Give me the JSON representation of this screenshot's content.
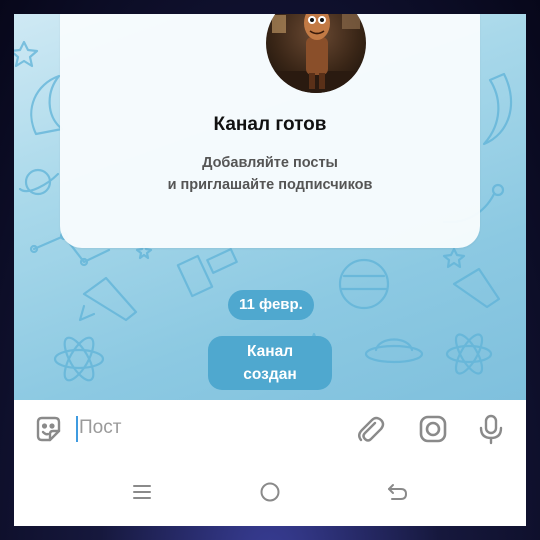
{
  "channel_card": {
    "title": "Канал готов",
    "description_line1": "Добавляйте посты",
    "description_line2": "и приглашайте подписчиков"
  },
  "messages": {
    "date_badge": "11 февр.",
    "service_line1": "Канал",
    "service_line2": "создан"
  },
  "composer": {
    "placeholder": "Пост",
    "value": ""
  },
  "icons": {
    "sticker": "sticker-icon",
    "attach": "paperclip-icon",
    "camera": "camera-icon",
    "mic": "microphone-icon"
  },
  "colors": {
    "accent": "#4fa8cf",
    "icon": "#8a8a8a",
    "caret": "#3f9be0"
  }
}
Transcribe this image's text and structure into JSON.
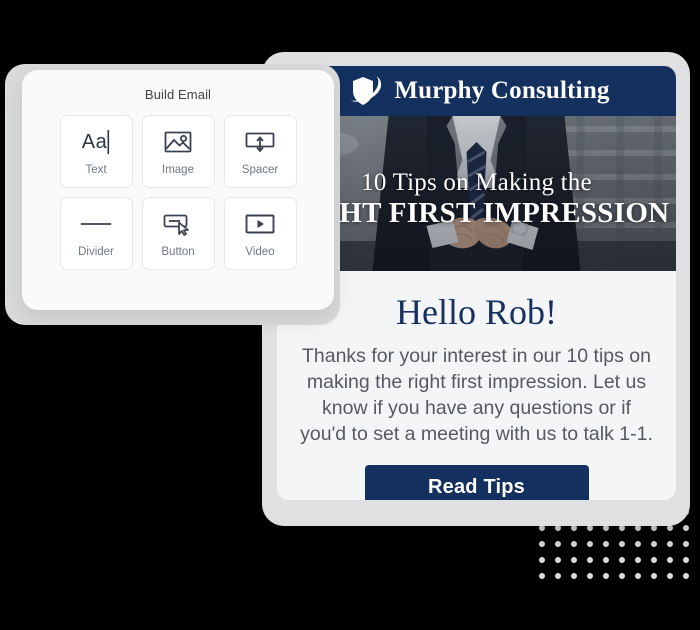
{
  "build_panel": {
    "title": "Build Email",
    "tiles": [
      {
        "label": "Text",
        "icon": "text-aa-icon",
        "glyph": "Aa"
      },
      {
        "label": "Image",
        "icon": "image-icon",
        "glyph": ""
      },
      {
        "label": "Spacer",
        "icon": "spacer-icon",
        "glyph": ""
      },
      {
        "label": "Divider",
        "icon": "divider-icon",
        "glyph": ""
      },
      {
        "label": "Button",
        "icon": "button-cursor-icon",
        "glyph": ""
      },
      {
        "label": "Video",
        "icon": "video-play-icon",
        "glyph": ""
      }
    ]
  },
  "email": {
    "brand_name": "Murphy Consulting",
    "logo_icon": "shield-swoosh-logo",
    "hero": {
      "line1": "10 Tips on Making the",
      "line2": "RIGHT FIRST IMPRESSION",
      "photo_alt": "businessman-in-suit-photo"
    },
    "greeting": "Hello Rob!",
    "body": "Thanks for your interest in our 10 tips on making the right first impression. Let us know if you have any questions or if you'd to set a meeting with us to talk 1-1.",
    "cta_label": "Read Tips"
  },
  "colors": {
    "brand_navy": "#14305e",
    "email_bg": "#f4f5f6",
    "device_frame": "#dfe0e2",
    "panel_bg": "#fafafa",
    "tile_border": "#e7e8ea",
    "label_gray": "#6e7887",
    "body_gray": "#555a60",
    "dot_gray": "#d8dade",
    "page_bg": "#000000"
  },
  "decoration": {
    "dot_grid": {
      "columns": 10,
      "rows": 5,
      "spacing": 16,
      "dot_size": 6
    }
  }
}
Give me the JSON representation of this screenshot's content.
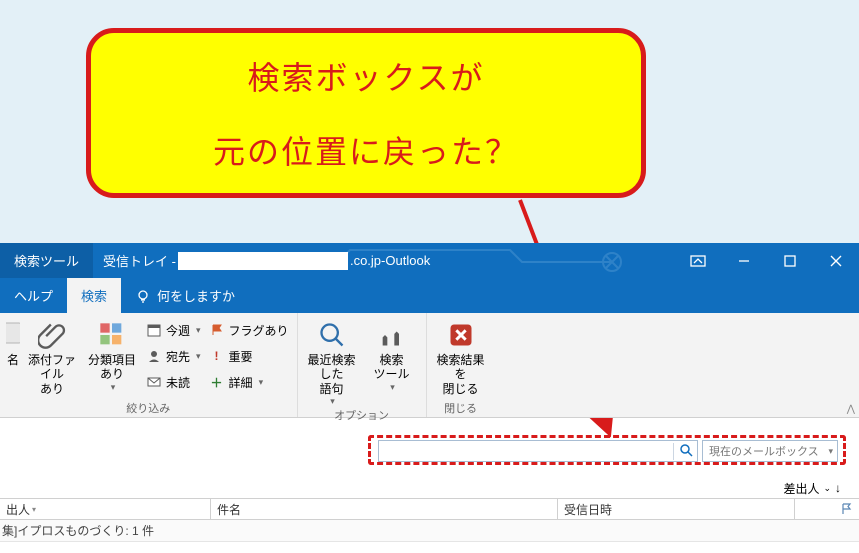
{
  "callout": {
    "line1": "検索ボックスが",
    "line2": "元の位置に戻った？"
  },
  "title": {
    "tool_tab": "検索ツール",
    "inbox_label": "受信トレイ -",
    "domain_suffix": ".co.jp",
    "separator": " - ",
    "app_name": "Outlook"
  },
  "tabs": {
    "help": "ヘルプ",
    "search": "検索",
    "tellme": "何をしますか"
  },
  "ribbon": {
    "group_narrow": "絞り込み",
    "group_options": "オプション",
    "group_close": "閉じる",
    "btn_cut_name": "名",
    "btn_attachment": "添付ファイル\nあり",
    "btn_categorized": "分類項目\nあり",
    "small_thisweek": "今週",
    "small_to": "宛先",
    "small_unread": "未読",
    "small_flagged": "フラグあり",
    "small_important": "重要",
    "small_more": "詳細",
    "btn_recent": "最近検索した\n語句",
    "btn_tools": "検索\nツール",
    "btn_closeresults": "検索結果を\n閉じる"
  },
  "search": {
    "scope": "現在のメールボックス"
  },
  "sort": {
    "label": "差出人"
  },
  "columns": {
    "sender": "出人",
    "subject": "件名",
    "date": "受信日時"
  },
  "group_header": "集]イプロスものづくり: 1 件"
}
• • •
Reproduce all of the entries word for word, skipping any pictures they hold.

● Answer for this exercise:
Give me the JSON representation of this screenshot's content.
{
  "channel_card": {
    "title": "Канал готов",
    "description_line1": "Добавляйте посты",
    "description_line2": "и приглашайте подписчиков"
  },
  "messages": {
    "date_badge": "11 февр.",
    "service_line1": "Канал",
    "service_line2": "создан"
  },
  "composer": {
    "placeholder": "Пост",
    "value": ""
  },
  "icons": {
    "sticker": "sticker-icon",
    "attach": "paperclip-icon",
    "camera": "camera-icon",
    "mic": "microphone-icon"
  },
  "colors": {
    "accent": "#4fa8cf",
    "icon": "#8a8a8a",
    "caret": "#3f9be0"
  }
}
Transcribe this image's text and structure into JSON.
{
  "build_panel": {
    "title": "Build Email",
    "tiles": [
      {
        "label": "Text",
        "icon": "text-aa-icon",
        "glyph": "Aa"
      },
      {
        "label": "Image",
        "icon": "image-icon",
        "glyph": ""
      },
      {
        "label": "Spacer",
        "icon": "spacer-icon",
        "glyph": ""
      },
      {
        "label": "Divider",
        "icon": "divider-icon",
        "glyph": ""
      },
      {
        "label": "Button",
        "icon": "button-cursor-icon",
        "glyph": ""
      },
      {
        "label": "Video",
        "icon": "video-play-icon",
        "glyph": ""
      }
    ]
  },
  "email": {
    "brand_name": "Murphy Consulting",
    "logo_icon": "shield-swoosh-logo",
    "hero": {
      "line1": "10 Tips on Making the",
      "line2": "RIGHT FIRST IMPRESSION",
      "photo_alt": "businessman-in-suit-photo"
    },
    "greeting": "Hello Rob!",
    "body": "Thanks for your interest in our 10 tips on making the right first impression. Let us know if you have any questions or if you'd to set a meeting with us to talk 1-1.",
    "cta_label": "Read Tips"
  },
  "colors": {
    "brand_navy": "#14305e",
    "email_bg": "#f4f5f6",
    "device_frame": "#dfe0e2",
    "panel_bg": "#fafafa",
    "tile_border": "#e7e8ea",
    "label_gray": "#6e7887",
    "body_gray": "#555a60",
    "dot_gray": "#d8dade",
    "page_bg": "#000000"
  },
  "decoration": {
    "dot_grid": {
      "columns": 10,
      "rows": 5,
      "spacing": 16,
      "dot_size": 6
    }
  }
}
Give me the JSON representation of this screenshot's content.
{
  "callout": {
    "line1": "検索ボックスが",
    "line2": "元の位置に戻った？"
  },
  "title": {
    "tool_tab": "検索ツール",
    "inbox_label": "受信トレイ -",
    "domain_suffix": ".co.jp",
    "separator": " - ",
    "app_name": "Outlook"
  },
  "tabs": {
    "help": "ヘルプ",
    "search": "検索",
    "tellme": "何をしますか"
  },
  "ribbon": {
    "group_narrow": "絞り込み",
    "group_options": "オプション",
    "group_close": "閉じる",
    "btn_cut_name": "名",
    "btn_attachment": "添付ファイル\nあり",
    "btn_categorized": "分類項目\nあり",
    "small_thisweek": "今週",
    "small_to": "宛先",
    "small_unread": "未読",
    "small_flagged": "フラグあり",
    "small_important": "重要",
    "small_more": "詳細",
    "btn_recent": "最近検索した\n語句",
    "btn_tools": "検索\nツール",
    "btn_closeresults": "検索結果を\n閉じる"
  },
  "search": {
    "scope": "現在のメールボックス"
  },
  "sort": {
    "label": "差出人"
  },
  "columns": {
    "sender": "出人",
    "subject": "件名",
    "date": "受信日時"
  },
  "group_header": "集]イプロスものづくり: 1 件"
}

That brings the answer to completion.